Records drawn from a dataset

╔══

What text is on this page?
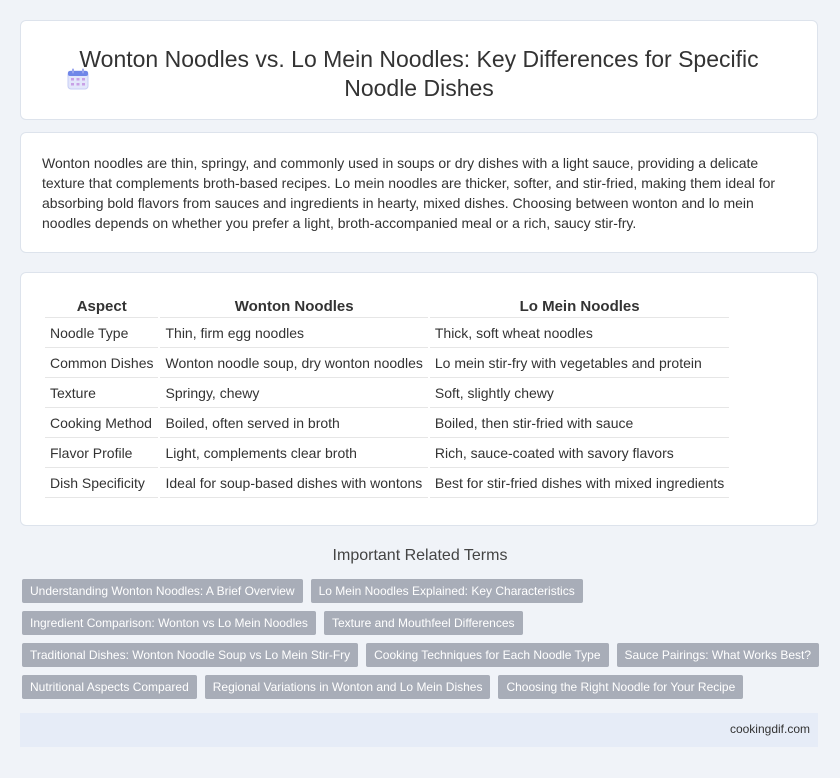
Wonton Noodles vs. Lo Mein Noodles: Key Differences for Specific Noodle Dishes
Wonton noodles are thin, springy, and commonly used in soups or dry dishes with a light sauce, providing a delicate texture that complements broth-based recipes. Lo mein noodles are thicker, softer, and stir-fried, making them ideal for absorbing bold flavors from sauces and ingredients in hearty, mixed dishes. Choosing between wonton and lo mein noodles depends on whether you prefer a light, broth-accompanied meal or a rich, saucy stir-fry.
Aspect	Wonton Noodles	Lo Mein Noodles
Noodle Type	Thin, firm egg noodles	Thick, soft wheat noodles
Common Dishes	Wonton noodle soup, dry wonton noodles	Lo mein stir-fry with vegetables and protein
Texture	Springy, chewy	Soft, slightly chewy
Cooking Method	Boiled, often served in broth	Boiled, then stir-fried with sauce
Flavor Profile	Light, complements clear broth	Rich, sauce-coated with savory flavors
Dish Specificity	Ideal for soup-based dishes with wontons	Best for stir-fried dishes with mixed ingredients
Important Related Terms
Understanding Wonton Noodles: A Brief Overview	Lo Mein Noodles Explained: Key Characteristics
Ingredient Comparison: Wonton vs Lo Mein Noodles	Texture and Mouthfeel Differences
Traditional Dishes: Wonton Noodle Soup vs Lo Mein Stir-Fry	Cooking Techniques for Each Noodle Type	Sauce Pairings: What Works Best?
Nutritional Aspects Compared	Regional Variations in Wonton and Lo Mein Dishes	Choosing the Right Noodle for Your Recipe
cookingdif.com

╚══

▶ _How to complete this task_:
Repeat the data word for word, excluding any image.

▶ _Exercise response_:
What text is on this page?
Wonton Noodles vs. Lo Mein Noodles: Key Differences for Specific Noodle Dishes
Wonton noodles are thin, springy, and commonly used in soups or dry dishes with a light sauce, providing a delicate texture that complements broth-based recipes. Lo mein noodles are thicker, softer, and stir-fried, making them ideal for absorbing bold flavors from sauces and ingredients in hearty, mixed dishes. Choosing between wonton and lo mein noodles depends on whether you prefer a light, broth-accompanied meal or a rich, saucy stir-fry.
Aspect	Wonton Noodles	Lo Mein Noodles
Noodle Type	Thin, firm egg noodles	Thick, soft wheat noodles
Common Dishes	Wonton noodle soup, dry wonton noodles	Lo mein stir-fry with vegetables and protein
Texture	Springy, chewy	Soft, slightly chewy
Cooking Method	Boiled, often served in broth	Boiled, then stir-fried with sauce
Flavor Profile	Light, complements clear broth	Rich, sauce-coated with savory flavors
Dish Specificity	Ideal for soup-based dishes with wontons	Best for stir-fried dishes with mixed ingredients
Important Related Terms
Understanding Wonton Noodles: A Brief Overview	Lo Mein Noodles Explained: Key Characteristics
Ingredient Comparison: Wonton vs Lo Mein Noodles	Texture and Mouthfeel Differences
Traditional Dishes: Wonton Noodle Soup vs Lo Mein Stir-Fry	Cooking Techniques for Each Noodle Type	Sauce Pairings: What Works Best?
Nutritional Aspects Compared	Regional Variations in Wonton and Lo Mein Dishes	Choosing the Right Noodle for Your Recipe
cookingdif.com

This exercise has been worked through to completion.